-- Begin ENTRIES SHOWN --

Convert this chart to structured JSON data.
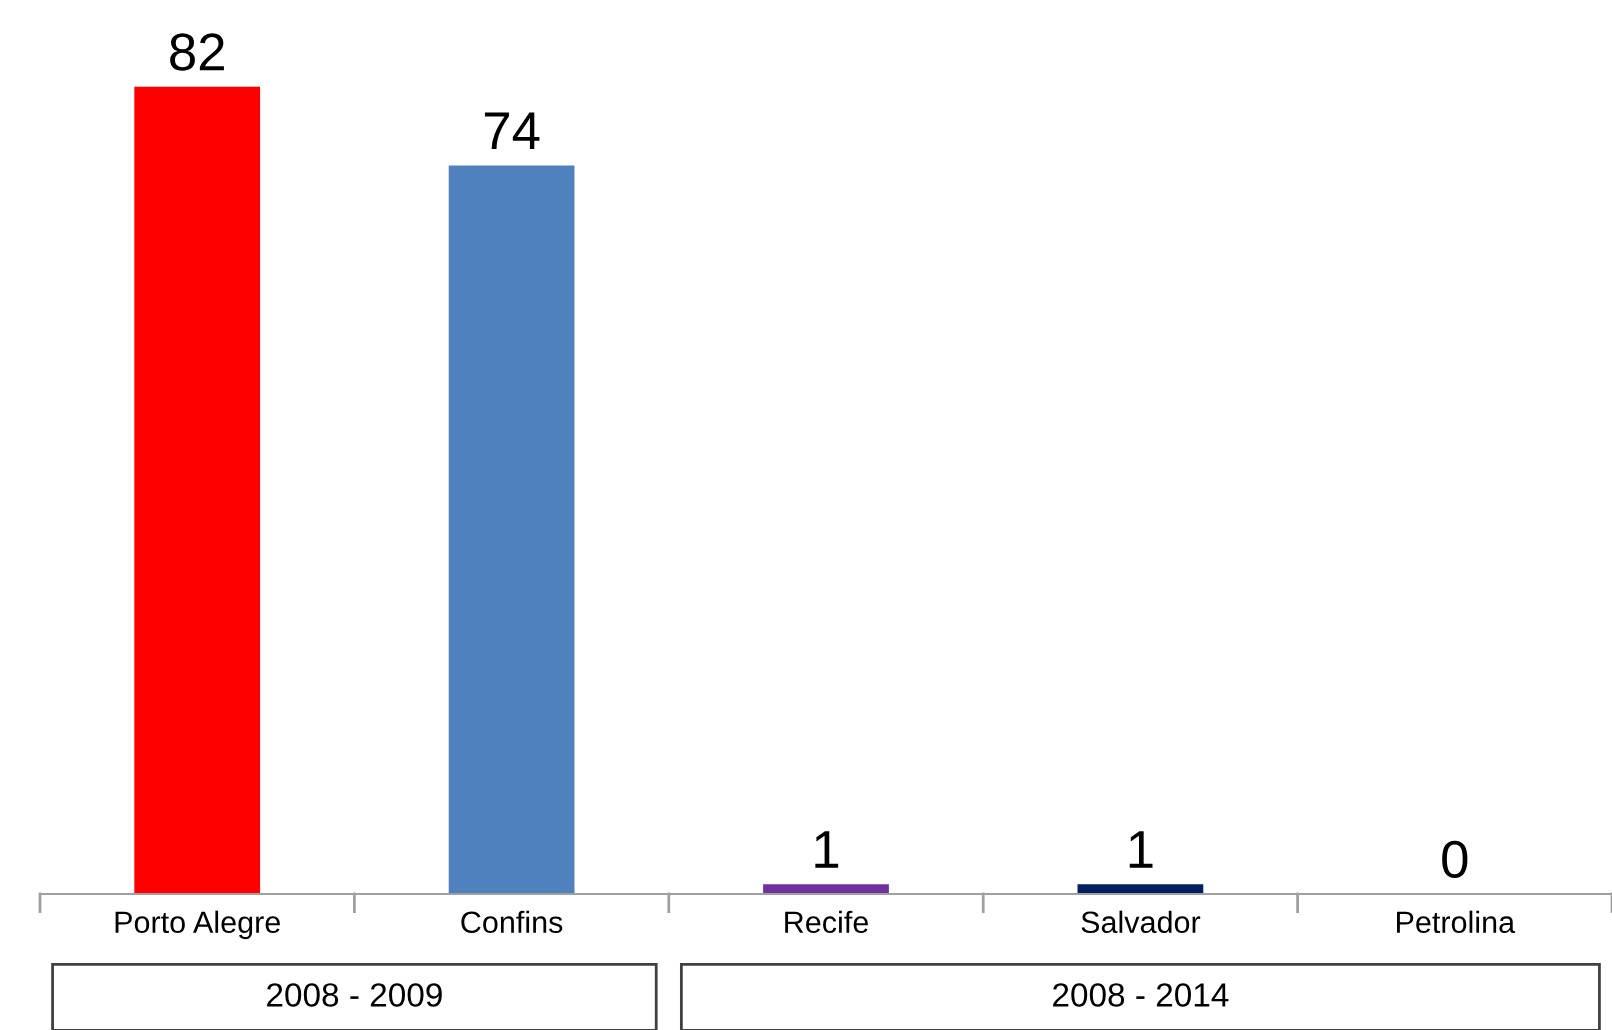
{
  "chart_data": {
    "type": "bar",
    "categories": [
      "Porto Alegre",
      "Confins",
      "Recife",
      "Salvador",
      "Petrolina"
    ],
    "values": [
      82,
      74,
      1,
      1,
      0
    ],
    "colors": [
      "#ff0000",
      "#4f81bd",
      "#7030a0",
      "#002060",
      "#002060"
    ],
    "data_labels": true,
    "grid": false,
    "legend": false,
    "annotations": [
      "2008 - 2009",
      "2008 - 2014"
    ]
  }
}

-- End ENTRIES SHOWN --

Repeat the records in full, exactly as they appear, without the pictures.

Convert this chart to structured JSON data.
{
  "chart_data": {
    "type": "bar",
    "categories": [
      "Porto Alegre",
      "Confins",
      "Recife",
      "Salvador",
      "Petrolina"
    ],
    "values": [
      82,
      74,
      1,
      1,
      0
    ],
    "colors": [
      "#ff0000",
      "#4f81bd",
      "#7030a0",
      "#002060",
      "#002060"
    ],
    "data_labels": true,
    "grid": false,
    "legend": false,
    "annotations": [
      "2008 - 2009",
      "2008 - 2014"
    ]
  }
}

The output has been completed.